---------- RECORDS TO PROCESS ----------
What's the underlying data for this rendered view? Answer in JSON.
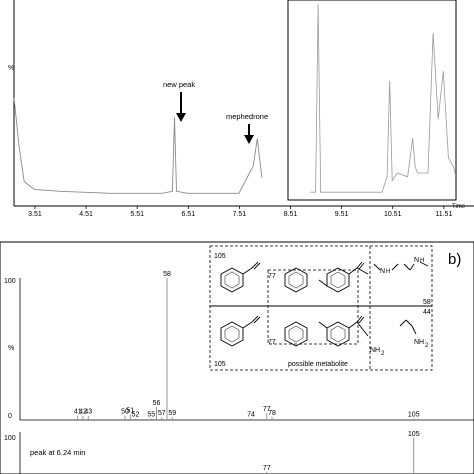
{
  "chart_data": [
    {
      "type": "line",
      "panel": "chromatogram",
      "ylabel": "%",
      "xlabel": "Time",
      "x_ticks": [
        "3.51",
        "4.51",
        "5.51",
        "6.51",
        "7.51",
        "8.51",
        "9.51",
        "10.51",
        "11.51"
      ],
      "xlim": [
        3.1,
        12.1
      ],
      "annotations": [
        {
          "label": "new peak",
          "x": 6.24
        },
        {
          "label": "mephedrone",
          "x": 7.86
        }
      ],
      "series": [
        {
          "values_note": "",
          "x": [
            3.1,
            3.2,
            3.3,
            3.5,
            4.0,
            5.0,
            6.0,
            6.2,
            6.24,
            6.28,
            6.5,
            7.5,
            7.78,
            7.86,
            7.95,
            8.5,
            9.0
          ],
          "y": [
            55,
            30,
            12,
            8,
            7,
            6,
            6,
            7,
            45,
            7,
            6,
            6,
            20,
            34,
            14,
            6,
            6
          ]
        }
      ],
      "inset": {
        "x": [
          8.9,
          9.0,
          9.05,
          9.1,
          10.3,
          10.4,
          10.45,
          10.5,
          10.6,
          10.8,
          10.9,
          10.95,
          11.0,
          11.2,
          11.3,
          11.4,
          11.5,
          11.6,
          11.7,
          12.0
        ],
        "y": [
          2,
          2,
          100,
          2,
          2,
          10,
          60,
          8,
          12,
          10,
          30,
          15,
          12,
          12,
          85,
          40,
          65,
          20,
          15,
          12
        ]
      }
    },
    {
      "type": "bar",
      "panel": "mass-spectrum",
      "tag": "b)",
      "ylabel": "%",
      "y_ticks": [
        "100",
        "0"
      ],
      "ylim": [
        0,
        100
      ],
      "mz_label_max": "105",
      "spectrum_top": {
        "mz": [
          41,
          42,
          43,
          50,
          51,
          52,
          55,
          56,
          57,
          58,
          59,
          74,
          77,
          78,
          105
        ],
        "intensity": [
          3,
          3,
          3,
          3,
          4,
          1,
          1,
          9,
          2,
          100,
          2,
          1,
          5,
          2,
          1
        ]
      },
      "spectrum_bottom": {
        "title": "peak at 6.24 min",
        "y_ticks": [
          "100"
        ],
        "mz": [
          77,
          105
        ],
        "intensity": [
          45,
          100
        ]
      },
      "structure_box": {
        "top_left_label": "105",
        "top_mid_label": "77",
        "right_labels": [
          "58",
          "44"
        ],
        "bottom_mid_label": "77",
        "bottom_left_label": "105",
        "caption": "possible metabolite",
        "amine_top": [
          "N",
          "H",
          "N",
          "H"
        ],
        "amine_bottom": [
          "NH",
          "2",
          "NH",
          "2"
        ]
      }
    }
  ]
}
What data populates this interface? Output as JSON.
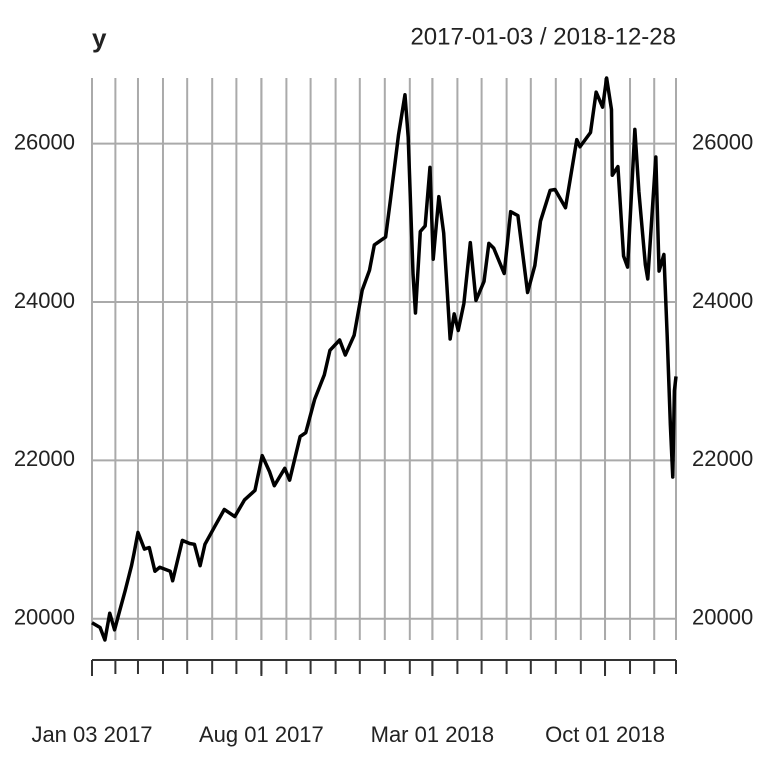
{
  "chart_data": {
    "type": "line",
    "title": "y",
    "subtitle": "2017-01-03 / 2018-12-28",
    "x": [
      "2017-01-03",
      "2017-01-13",
      "2017-01-19",
      "2017-01-25",
      "2017-01-31",
      "2017-02-06",
      "2017-02-13",
      "2017-02-21",
      "2017-02-24",
      "2017-03-01",
      "2017-03-09",
      "2017-03-15",
      "2017-03-22",
      "2017-03-28",
      "2017-04-10",
      "2017-04-13",
      "2017-04-25",
      "2017-05-04",
      "2017-05-10",
      "2017-05-17",
      "2017-05-23",
      "2017-06-05",
      "2017-06-16",
      "2017-06-29",
      "2017-07-11",
      "2017-07-24",
      "2017-08-02",
      "2017-08-11",
      "2017-08-17",
      "2017-08-30",
      "2017-09-05",
      "2017-09-18",
      "2017-09-25",
      "2017-10-06",
      "2017-10-18",
      "2017-10-25",
      "2017-11-06",
      "2017-11-13",
      "2017-11-24",
      "2017-12-04",
      "2017-12-13",
      "2017-12-19",
      "2018-01-02",
      "2018-01-08",
      "2018-01-18",
      "2018-01-26",
      "2018-01-30",
      "2018-02-05",
      "2018-02-08",
      "2018-02-14",
      "2018-02-20",
      "2018-02-26",
      "2018-03-02",
      "2018-03-09",
      "2018-03-15",
      "2018-03-23",
      "2018-03-28",
      "2018-04-02",
      "2018-04-09",
      "2018-04-17",
      "2018-04-24",
      "2018-05-04",
      "2018-05-10",
      "2018-05-16",
      "2018-05-29",
      "2018-06-06",
      "2018-06-15",
      "2018-06-27",
      "2018-07-06",
      "2018-07-13",
      "2018-07-25",
      "2018-07-31",
      "2018-08-13",
      "2018-08-27",
      "2018-08-31",
      "2018-09-13",
      "2018-09-20",
      "2018-09-28",
      "2018-10-03",
      "2018-10-09",
      "2018-10-10",
      "2018-10-17",
      "2018-10-24",
      "2018-10-29",
      "2018-11-07",
      "2018-11-12",
      "2018-11-20",
      "2018-11-23",
      "2018-12-03",
      "2018-12-07",
      "2018-12-13",
      "2018-12-17",
      "2018-12-21",
      "2018-12-24",
      "2018-12-26",
      "2018-12-28"
    ],
    "series": [
      {
        "name": "y",
        "color": "#000000",
        "values": [
          19950,
          19890,
          19732,
          20070,
          19860,
          20090,
          20350,
          20670,
          20820,
          21090,
          20880,
          20900,
          20600,
          20650,
          20600,
          20480,
          20990,
          20950,
          20940,
          20670,
          20940,
          21180,
          21380,
          21290,
          21500,
          21620,
          22060,
          21860,
          21680,
          21900,
          21750,
          22300,
          22350,
          22770,
          23080,
          23390,
          23520,
          23330,
          23580,
          24150,
          24400,
          24720,
          24820,
          25290,
          26110,
          26616,
          26080,
          24350,
          23860,
          24890,
          24960,
          25700,
          24540,
          25330,
          24870,
          23533,
          23850,
          23640,
          23980,
          24750,
          24020,
          24260,
          24740,
          24680,
          24360,
          25140,
          25090,
          24120,
          24460,
          25020,
          25410,
          25420,
          25190,
          26050,
          25960,
          26140,
          26650,
          26460,
          26828,
          26430,
          25600,
          25710,
          24580,
          24440,
          26180,
          25390,
          24470,
          24290,
          25830,
          24390,
          24600,
          23590,
          22450,
          21790,
          22880,
          23060
        ]
      }
    ],
    "xticks": [
      {
        "value": "2017-01-03",
        "label": "Jan 03 2017"
      },
      {
        "value": "2017-08-01",
        "label": "Aug 01 2017"
      },
      {
        "value": "2018-03-01",
        "label": "Mar 01 2018"
      },
      {
        "value": "2018-10-01",
        "label": "Oct 01 2018"
      }
    ],
    "xminor": [
      "2017-02-01",
      "2017-03-01",
      "2017-04-01",
      "2017-05-01",
      "2017-06-01",
      "2017-07-01",
      "2017-08-01",
      "2017-09-01",
      "2017-10-01",
      "2017-11-01",
      "2017-12-01",
      "2018-01-01",
      "2018-02-01",
      "2018-03-01",
      "2018-04-01",
      "2018-05-01",
      "2018-06-01",
      "2018-07-01",
      "2018-08-01",
      "2018-09-01",
      "2018-10-01",
      "2018-11-01",
      "2018-12-01",
      "2018-12-28"
    ],
    "xlim": [
      "2017-01-03",
      "2018-12-28"
    ],
    "ylim": [
      19732,
      26828
    ],
    "yticks": [
      20000,
      22000,
      24000,
      26000
    ],
    "grid": true
  }
}
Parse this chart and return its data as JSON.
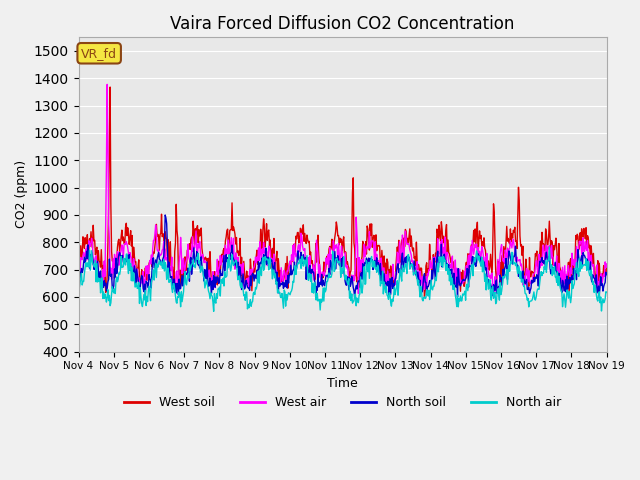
{
  "title": "Vaira Forced Diffusion CO2 Concentration",
  "xlabel": "Time",
  "ylabel": "CO2 (ppm)",
  "ylim": [
    400,
    1550
  ],
  "yticks": [
    400,
    500,
    600,
    700,
    800,
    900,
    1000,
    1100,
    1200,
    1300,
    1400,
    1500
  ],
  "legend_label": "VR_fd",
  "series_labels": [
    "West soil",
    "West air",
    "North soil",
    "North air"
  ],
  "series_colors": [
    "#dd0000",
    "#ff00ff",
    "#0000cc",
    "#00cccc"
  ],
  "background_color": "#e8e8e8",
  "plot_bg_color": "#e8e8e8",
  "n_days": 15,
  "start_day": 4,
  "x_tick_labels": [
    "Nov 4",
    "Nov 5",
    "Nov 6",
    "Nov 7",
    "Nov 8",
    "Nov 9",
    "Nov 10",
    "Nov 11",
    "Nov 12",
    "Nov 13",
    "Nov 14",
    "Nov 15",
    "Nov 16",
    "Nov 17",
    "Nov 18",
    "Nov 19"
  ],
  "seed": 42
}
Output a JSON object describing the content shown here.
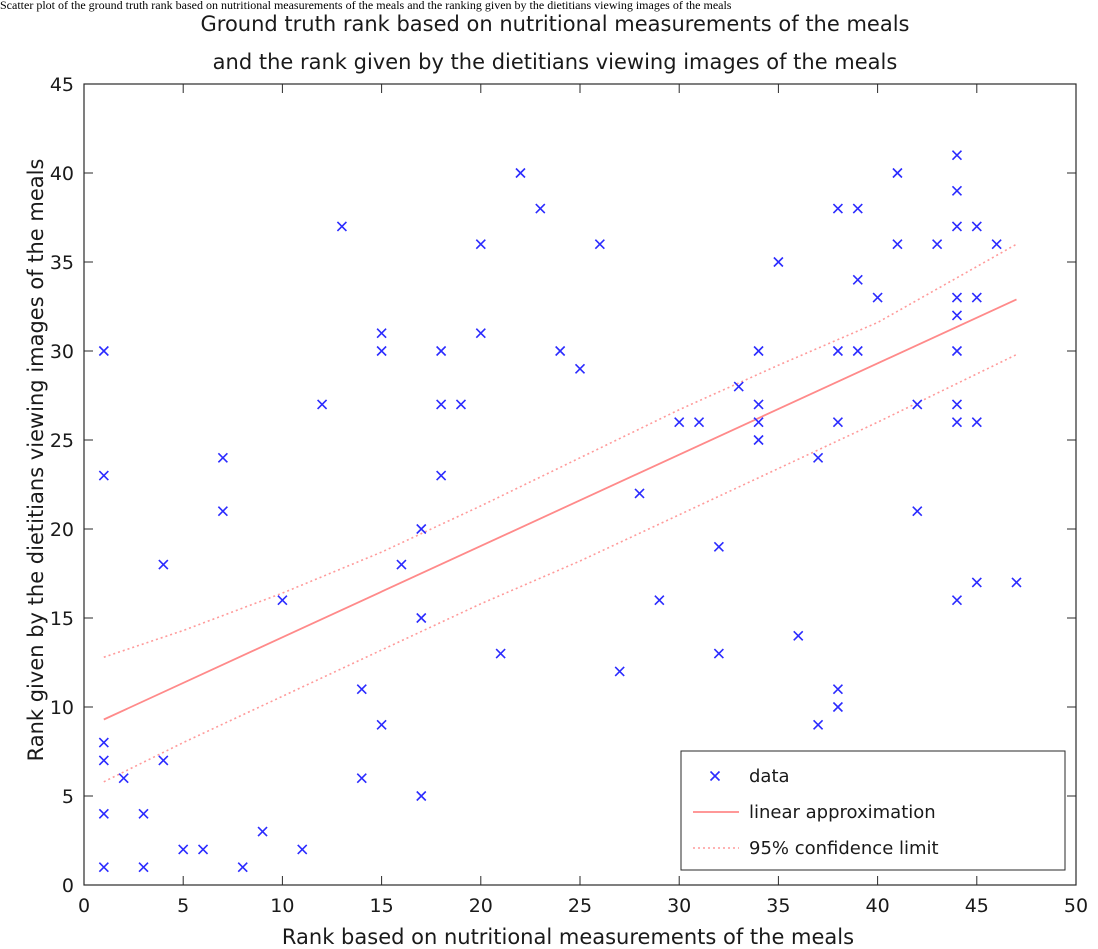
{
  "caption": "Scatter plot of the ground truth rank based on nutritional measurements of the meals and the ranking given by the dietitians viewing images of the meals",
  "chart_data": {
    "type": "scatter",
    "title": [
      "Ground truth rank based on nutritional measurements of the meals",
      "and the rank given by the dietitians viewing images of the meals"
    ],
    "xlabel": "Rank based on nutritional measurements of the meals",
    "ylabel": "Rank given by the dietitians viewing images of the meals",
    "xlim": [
      0,
      50
    ],
    "ylim": [
      0,
      45
    ],
    "xticks": [
      0,
      5,
      10,
      15,
      20,
      25,
      30,
      35,
      40,
      45,
      50
    ],
    "yticks": [
      0,
      5,
      10,
      15,
      20,
      25,
      30,
      35,
      40,
      45
    ],
    "grid": false,
    "legend_position": "bottom-right",
    "series": [
      {
        "name": "data",
        "marker": "x",
        "color": "#2b2bff",
        "points": [
          [
            1,
            30
          ],
          [
            1,
            23
          ],
          [
            1,
            8
          ],
          [
            1,
            7
          ],
          [
            1,
            4
          ],
          [
            1,
            1
          ],
          [
            2,
            6
          ],
          [
            3,
            4
          ],
          [
            3,
            1
          ],
          [
            4,
            18
          ],
          [
            4,
            7
          ],
          [
            5,
            2
          ],
          [
            6,
            2
          ],
          [
            7,
            24
          ],
          [
            7,
            21
          ],
          [
            8,
            1
          ],
          [
            9,
            3
          ],
          [
            10,
            16
          ],
          [
            11,
            2
          ],
          [
            12,
            27
          ],
          [
            13,
            37
          ],
          [
            14,
            11
          ],
          [
            14,
            6
          ],
          [
            15,
            31
          ],
          [
            15,
            30
          ],
          [
            15,
            9
          ],
          [
            16,
            18
          ],
          [
            17,
            20
          ],
          [
            17,
            15
          ],
          [
            17,
            5
          ],
          [
            18,
            30
          ],
          [
            18,
            27
          ],
          [
            18,
            23
          ],
          [
            19,
            27
          ],
          [
            20,
            36
          ],
          [
            20,
            31
          ],
          [
            21,
            13
          ],
          [
            22,
            40
          ],
          [
            23,
            38
          ],
          [
            24,
            30
          ],
          [
            25,
            29
          ],
          [
            26,
            36
          ],
          [
            27,
            12
          ],
          [
            28,
            22
          ],
          [
            29,
            16
          ],
          [
            30,
            26
          ],
          [
            31,
            26
          ],
          [
            32,
            19
          ],
          [
            32,
            13
          ],
          [
            33,
            28
          ],
          [
            34,
            30
          ],
          [
            34,
            27
          ],
          [
            34,
            26
          ],
          [
            34,
            25
          ],
          [
            35,
            35
          ],
          [
            36,
            14
          ],
          [
            37,
            24
          ],
          [
            37,
            9
          ],
          [
            38,
            38
          ],
          [
            38,
            30
          ],
          [
            38,
            26
          ],
          [
            38,
            11
          ],
          [
            38,
            10
          ],
          [
            39,
            38
          ],
          [
            39,
            34
          ],
          [
            39,
            30
          ],
          [
            40,
            33
          ],
          [
            41,
            40
          ],
          [
            41,
            36
          ],
          [
            42,
            27
          ],
          [
            42,
            21
          ],
          [
            43,
            36
          ],
          [
            44,
            41
          ],
          [
            44,
            39
          ],
          [
            44,
            37
          ],
          [
            44,
            33
          ],
          [
            44,
            32
          ],
          [
            44,
            30
          ],
          [
            44,
            27
          ],
          [
            44,
            26
          ],
          [
            44,
            16
          ],
          [
            45,
            37
          ],
          [
            45,
            33
          ],
          [
            45,
            26
          ],
          [
            45,
            17
          ],
          [
            46,
            36
          ],
          [
            47,
            17
          ]
        ]
      },
      {
        "name": "linear approximation",
        "line": "solid",
        "color": "#ff8a8a",
        "points": [
          [
            1,
            9.3
          ],
          [
            47,
            32.9
          ]
        ]
      },
      {
        "name": "95% confidence limit",
        "line": "dotted",
        "color": "#ff9a9a",
        "upper": [
          [
            1,
            12.8
          ],
          [
            5,
            14.3
          ],
          [
            10,
            16.4
          ],
          [
            15,
            18.7
          ],
          [
            20,
            21.3
          ],
          [
            25,
            24.0
          ],
          [
            30,
            26.7
          ],
          [
            35,
            29.2
          ],
          [
            40,
            31.6
          ],
          [
            47,
            36.0
          ]
        ],
        "lower": [
          [
            1,
            5.8
          ],
          [
            5,
            8.0
          ],
          [
            10,
            10.6
          ],
          [
            15,
            13.2
          ],
          [
            20,
            15.8
          ],
          [
            25,
            18.2
          ],
          [
            30,
            20.8
          ],
          [
            35,
            23.4
          ],
          [
            40,
            26.0
          ],
          [
            47,
            29.8
          ]
        ]
      }
    ]
  }
}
----------
● **TASK TO COMPLETE**: Only the number is wanted: how many lines of these entries contain the string "Output"?

● **THE RESPONSE**: 2